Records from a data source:
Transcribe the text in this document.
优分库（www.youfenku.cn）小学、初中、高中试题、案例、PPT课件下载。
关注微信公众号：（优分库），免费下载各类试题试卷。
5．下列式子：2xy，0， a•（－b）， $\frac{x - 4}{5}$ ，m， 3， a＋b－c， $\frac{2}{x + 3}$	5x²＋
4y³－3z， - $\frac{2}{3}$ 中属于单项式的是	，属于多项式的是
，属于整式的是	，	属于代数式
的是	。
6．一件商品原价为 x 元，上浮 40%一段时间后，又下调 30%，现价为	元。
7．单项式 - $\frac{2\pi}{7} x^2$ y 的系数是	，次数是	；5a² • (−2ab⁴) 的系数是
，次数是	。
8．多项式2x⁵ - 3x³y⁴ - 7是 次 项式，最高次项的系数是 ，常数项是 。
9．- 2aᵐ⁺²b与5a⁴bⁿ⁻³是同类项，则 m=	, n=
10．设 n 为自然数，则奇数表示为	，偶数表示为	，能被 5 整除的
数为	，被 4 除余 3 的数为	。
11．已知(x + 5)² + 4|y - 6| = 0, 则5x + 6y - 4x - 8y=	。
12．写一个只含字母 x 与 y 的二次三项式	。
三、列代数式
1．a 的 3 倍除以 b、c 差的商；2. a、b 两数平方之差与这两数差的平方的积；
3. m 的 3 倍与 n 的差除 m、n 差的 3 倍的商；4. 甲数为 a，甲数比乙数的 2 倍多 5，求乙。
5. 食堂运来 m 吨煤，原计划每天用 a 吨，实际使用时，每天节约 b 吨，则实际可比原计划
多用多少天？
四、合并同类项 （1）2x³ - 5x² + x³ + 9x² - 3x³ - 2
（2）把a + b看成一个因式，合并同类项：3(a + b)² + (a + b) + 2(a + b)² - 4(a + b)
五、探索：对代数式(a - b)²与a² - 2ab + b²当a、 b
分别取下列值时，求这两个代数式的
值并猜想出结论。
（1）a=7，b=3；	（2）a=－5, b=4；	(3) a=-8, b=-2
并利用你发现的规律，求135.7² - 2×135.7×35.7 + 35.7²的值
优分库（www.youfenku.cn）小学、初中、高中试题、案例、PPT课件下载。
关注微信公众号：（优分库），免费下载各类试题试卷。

Given problem: In the listing above, find each line with the word "合并同类项" and copy it.

The result:
四、合并同类项 （1）2x³ - 5x² + x³ + 9x² - 3x³ - 2
（2）把a + b看成一个因式，合并同类项：3(a + b)² + (a + b) + 2(a + b)² - 4(a + b)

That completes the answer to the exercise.